> _TEXTE DE L'EXERCICE_
Les start-up spécialisées dans l’intelligence des données géospatiales, par exemple, pourraient être extrêmement utiles pour garantir un processus électoral pacifique.
Les promesses de « démocratiser » les finances personnelles par le biais d’applications bancaires mobiles attirent beaucoup plus l’attention des investisseurs que la démocratisation de la vie politique, en partie à cause de la perception erronée qu’il existe un marché limité pour ces services.
Une exception en Afrique du Sud est GovChat, fondée en 2018 par Eldrid Jordaan – une plateforme d’engagement des citoyens qui utilise l’API WhatsApp Business pour faciliter la communication en temps réel avec les services gouvernementaux sud-africains. L’application donne aux citoyens sud-africains la possibilité d’évaluer les services et infrastructures publics – des postes de police aux bureaux de poste et aux écoles –, via leur téléphone portable ou leur ordinateur afin d’aider le gouvernement à trouver des moyens de s’améliorer. Elle a également été utilisée pour aider les demandeurs à solliciter des subventions de sécurité sociale.
L’appli a levé 1,4 million $ en 2019 lors d’un tour de financement de série A et compte désormais 8,7 millions d’utilisateurs actifs. En 2022, GovChat a signé une prolongation de contrat de cinq ans avec le ministère de la gouvernance coopérative et des affaires traditionnelles. Néanmoins, le déploiement a été difficile – la société a prévalu dans une longue bataille juridique avec le propriétaire de WhatsApp, Meta, après que le géant technologique américain l’a accusé de violer ses conditions de service, et Eldrid Jordaan a annoncé sa démission surprise en tant que PDG, en novembre.

> _DONNÉES D'ENTRÉE_
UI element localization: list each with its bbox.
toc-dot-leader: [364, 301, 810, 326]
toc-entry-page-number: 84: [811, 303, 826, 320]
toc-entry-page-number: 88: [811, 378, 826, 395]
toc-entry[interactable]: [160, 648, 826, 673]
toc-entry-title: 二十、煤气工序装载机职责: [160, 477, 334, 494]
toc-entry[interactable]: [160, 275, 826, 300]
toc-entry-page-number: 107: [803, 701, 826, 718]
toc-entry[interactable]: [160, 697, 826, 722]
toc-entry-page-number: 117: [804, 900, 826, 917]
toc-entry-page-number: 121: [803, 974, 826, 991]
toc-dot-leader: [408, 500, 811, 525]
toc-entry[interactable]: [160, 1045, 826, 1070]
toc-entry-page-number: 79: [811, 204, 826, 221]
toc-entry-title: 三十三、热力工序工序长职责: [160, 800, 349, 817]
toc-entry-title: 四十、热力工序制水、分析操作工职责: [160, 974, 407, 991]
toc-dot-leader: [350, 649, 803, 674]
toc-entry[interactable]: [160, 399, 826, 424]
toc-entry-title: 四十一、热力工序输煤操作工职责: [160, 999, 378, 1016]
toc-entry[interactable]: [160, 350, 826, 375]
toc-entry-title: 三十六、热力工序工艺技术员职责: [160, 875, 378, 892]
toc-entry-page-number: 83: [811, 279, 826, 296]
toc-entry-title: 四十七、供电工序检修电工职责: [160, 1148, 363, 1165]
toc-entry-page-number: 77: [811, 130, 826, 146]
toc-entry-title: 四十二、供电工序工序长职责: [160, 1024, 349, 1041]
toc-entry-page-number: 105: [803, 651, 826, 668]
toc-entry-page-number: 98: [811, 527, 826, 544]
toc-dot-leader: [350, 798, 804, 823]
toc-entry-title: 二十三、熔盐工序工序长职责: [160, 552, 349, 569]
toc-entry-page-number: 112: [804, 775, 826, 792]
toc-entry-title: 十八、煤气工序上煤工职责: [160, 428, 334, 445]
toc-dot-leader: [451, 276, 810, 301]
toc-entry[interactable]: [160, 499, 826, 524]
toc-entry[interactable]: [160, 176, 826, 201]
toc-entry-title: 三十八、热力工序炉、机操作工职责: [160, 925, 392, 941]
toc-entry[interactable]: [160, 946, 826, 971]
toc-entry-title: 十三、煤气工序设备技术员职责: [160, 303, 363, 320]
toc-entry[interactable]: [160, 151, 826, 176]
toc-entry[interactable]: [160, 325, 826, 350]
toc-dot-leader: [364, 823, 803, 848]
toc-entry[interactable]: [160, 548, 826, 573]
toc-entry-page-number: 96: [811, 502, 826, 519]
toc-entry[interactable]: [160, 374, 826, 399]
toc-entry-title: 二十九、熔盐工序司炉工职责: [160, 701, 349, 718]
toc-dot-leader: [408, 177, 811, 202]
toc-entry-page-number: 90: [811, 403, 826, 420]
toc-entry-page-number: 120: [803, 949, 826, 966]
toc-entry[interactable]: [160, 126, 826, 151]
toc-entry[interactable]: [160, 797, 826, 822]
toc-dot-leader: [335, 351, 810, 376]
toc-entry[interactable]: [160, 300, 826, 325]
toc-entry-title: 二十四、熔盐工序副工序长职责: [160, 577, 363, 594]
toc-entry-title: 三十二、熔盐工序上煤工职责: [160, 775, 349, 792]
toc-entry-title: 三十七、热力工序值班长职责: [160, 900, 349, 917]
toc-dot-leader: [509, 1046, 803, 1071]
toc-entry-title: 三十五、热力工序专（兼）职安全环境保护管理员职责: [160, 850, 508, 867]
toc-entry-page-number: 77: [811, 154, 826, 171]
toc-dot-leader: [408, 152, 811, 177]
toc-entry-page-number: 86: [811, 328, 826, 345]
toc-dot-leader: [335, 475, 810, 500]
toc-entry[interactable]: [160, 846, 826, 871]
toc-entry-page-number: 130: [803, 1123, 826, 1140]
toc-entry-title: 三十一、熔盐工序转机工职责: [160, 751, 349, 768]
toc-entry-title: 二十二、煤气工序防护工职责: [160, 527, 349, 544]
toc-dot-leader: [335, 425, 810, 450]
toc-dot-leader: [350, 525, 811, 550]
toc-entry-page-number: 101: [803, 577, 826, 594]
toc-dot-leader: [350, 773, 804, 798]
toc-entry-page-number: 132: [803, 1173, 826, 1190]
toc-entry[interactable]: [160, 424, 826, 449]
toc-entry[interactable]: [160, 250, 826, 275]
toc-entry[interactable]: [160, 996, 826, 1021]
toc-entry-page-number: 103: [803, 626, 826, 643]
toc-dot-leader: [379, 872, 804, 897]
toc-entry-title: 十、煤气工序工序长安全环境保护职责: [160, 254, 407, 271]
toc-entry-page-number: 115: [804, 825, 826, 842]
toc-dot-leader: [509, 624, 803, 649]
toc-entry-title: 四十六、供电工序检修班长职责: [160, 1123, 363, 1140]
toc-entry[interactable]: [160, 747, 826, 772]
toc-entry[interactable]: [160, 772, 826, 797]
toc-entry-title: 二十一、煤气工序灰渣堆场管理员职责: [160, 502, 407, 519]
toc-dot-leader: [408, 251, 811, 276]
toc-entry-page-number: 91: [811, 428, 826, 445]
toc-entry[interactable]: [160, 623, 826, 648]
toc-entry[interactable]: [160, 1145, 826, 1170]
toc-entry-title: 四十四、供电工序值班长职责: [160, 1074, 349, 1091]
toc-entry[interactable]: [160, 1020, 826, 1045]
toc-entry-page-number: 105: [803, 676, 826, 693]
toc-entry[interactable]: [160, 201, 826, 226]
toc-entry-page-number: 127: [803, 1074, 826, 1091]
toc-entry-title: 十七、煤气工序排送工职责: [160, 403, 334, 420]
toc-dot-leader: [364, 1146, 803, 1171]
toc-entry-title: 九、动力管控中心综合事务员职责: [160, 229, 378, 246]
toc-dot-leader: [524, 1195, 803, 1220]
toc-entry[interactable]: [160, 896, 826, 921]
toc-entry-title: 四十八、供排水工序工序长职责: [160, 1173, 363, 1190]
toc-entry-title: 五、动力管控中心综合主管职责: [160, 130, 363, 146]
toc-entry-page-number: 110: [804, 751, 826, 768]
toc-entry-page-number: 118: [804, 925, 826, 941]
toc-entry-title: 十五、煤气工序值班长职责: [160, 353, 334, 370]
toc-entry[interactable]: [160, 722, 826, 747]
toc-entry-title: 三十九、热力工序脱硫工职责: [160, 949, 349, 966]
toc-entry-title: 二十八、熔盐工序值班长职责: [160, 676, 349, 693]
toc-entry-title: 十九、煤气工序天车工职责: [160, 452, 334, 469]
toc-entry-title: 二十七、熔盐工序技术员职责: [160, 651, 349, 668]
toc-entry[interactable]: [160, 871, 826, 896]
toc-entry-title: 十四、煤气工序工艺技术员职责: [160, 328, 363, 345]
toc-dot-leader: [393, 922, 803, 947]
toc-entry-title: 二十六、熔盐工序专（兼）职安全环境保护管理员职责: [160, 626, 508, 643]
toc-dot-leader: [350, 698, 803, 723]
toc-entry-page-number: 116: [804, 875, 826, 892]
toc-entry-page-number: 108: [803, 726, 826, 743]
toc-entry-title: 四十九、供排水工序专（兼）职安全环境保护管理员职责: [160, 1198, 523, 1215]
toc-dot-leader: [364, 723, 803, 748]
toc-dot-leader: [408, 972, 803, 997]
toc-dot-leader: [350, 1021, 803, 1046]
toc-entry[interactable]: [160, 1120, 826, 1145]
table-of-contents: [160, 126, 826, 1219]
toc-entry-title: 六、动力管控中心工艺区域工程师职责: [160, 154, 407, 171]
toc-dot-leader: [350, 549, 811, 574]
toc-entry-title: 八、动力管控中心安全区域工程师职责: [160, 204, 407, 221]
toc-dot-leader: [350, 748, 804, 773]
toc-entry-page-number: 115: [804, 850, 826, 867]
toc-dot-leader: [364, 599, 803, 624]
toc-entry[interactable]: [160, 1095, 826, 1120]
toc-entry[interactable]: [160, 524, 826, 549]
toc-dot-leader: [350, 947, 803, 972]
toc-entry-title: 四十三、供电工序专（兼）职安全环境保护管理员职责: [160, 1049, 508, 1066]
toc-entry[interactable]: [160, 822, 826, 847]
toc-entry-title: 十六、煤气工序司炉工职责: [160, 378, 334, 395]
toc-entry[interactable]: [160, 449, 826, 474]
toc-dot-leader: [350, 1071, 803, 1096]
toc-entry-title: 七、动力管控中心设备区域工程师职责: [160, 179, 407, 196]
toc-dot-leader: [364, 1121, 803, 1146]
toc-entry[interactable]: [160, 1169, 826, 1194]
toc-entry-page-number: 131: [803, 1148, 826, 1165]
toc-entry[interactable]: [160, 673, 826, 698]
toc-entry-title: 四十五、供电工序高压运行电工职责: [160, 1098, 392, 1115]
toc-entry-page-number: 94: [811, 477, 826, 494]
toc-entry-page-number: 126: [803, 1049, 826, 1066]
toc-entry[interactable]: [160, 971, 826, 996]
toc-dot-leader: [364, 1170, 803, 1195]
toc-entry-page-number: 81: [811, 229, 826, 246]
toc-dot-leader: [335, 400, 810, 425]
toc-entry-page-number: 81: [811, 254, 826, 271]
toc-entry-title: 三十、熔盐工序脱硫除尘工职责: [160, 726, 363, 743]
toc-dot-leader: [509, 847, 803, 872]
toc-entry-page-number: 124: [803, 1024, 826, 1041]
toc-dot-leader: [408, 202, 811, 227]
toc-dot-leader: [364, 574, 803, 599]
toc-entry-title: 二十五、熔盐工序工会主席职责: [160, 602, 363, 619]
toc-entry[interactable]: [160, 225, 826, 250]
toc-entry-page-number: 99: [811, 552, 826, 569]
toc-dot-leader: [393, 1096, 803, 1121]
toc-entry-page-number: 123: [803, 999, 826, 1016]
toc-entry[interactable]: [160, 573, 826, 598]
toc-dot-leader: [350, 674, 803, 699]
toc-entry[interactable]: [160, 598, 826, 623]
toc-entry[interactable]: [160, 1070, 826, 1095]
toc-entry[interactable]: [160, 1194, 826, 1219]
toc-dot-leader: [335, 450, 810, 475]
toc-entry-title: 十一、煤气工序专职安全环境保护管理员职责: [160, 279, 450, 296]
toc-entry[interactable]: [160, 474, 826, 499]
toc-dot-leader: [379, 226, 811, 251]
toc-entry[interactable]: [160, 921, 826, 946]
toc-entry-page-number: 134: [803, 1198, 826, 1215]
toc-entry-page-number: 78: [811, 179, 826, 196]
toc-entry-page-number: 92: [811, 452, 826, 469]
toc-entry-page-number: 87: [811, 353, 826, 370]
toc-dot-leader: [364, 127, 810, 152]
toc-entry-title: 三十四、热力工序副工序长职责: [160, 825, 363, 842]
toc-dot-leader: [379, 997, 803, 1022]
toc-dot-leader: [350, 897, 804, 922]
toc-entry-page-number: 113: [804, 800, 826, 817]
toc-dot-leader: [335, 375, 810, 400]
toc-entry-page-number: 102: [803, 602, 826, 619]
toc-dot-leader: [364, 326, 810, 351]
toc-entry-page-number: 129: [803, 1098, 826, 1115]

> _QUESTIONS À TRAITER_
- A) D'après le texte sur GovChat, combien d'utilisateurs actifs l'application compte-t-elle désormais ?
- B) Rédigez la suite du texte sur GovChat, en partant de sa dernière phrase.
La liste n'a aucun rapport avec le texte sur GovChat.

> _RÉPONSES_
- A) 8,7 millions d'utilisateurs actifs.

- B)
Attirer les jeunes
Pourtant, des applications comme GovChat montrent que la technologie peut combler le fossé entre des populations de plus en plus jeunes et les services gouvernementaux, à condition que le gouvernement soit prêt à s’associer à de telles organisations. Les gouvernements et les citoyens pourraient en tirer un avantage mutuel au moment des élections.
À l’approche des élections d’octobre 2021 en Irak, le centre de réflexion Rewaq Bagdad a lancé une application mobile conçue pour permettre aux électeurs d’engager un dialogue avec les candidats. Étant donné la propension des jeunes à utiliser les plateformes numériques, l’application a fourni un canal de communication entre les jeunes Irakiens et leurs représentants potentiels, et a revendiqué plus de 100 000 utilisateurs.
Au Nigeria, la numérisation des institutions et des services publics s’est faite à un rythme relativement lent.
La Commission nationale de gestion de l’identité du Nigeria est chargée de mettre en œuvre un programme national d’identification intégrant les biométries des empreintes digitales, du visage et de l’iris. Un système intégré pourrait aider les citoyens à obtenir des cartes d’identité électroniques, à demander des passeports, à obtenir un permis de conduire et une carte d’électeur, ainsi qu’à payer leurs impôts et à bénéficier de prestations sociales. Pourtant, les défis à relever pour déployer un système efficace dans une population croissante de 213 millions d’habitants sont nombreux.
Le secteur privé pourrait apporter son aide. Ces dernières années, les entreprises nigérianes se sont remarquablement orientées vers la technologie, par l’adoption généralisée des smartphones et des start-up dans les domaines de la fintech, de l’agro-tech et de l’edtech, qui attirent des investissements considérables.
Le défi pour les entreprises technologiques nigérianes – et les autorités électorales –, est de s’assurer que leurs écosystèmes de jeunes pousses peuvent participer à la grande opportunité d’améliorer l’expérience démocratique lors des prochaines élections générales.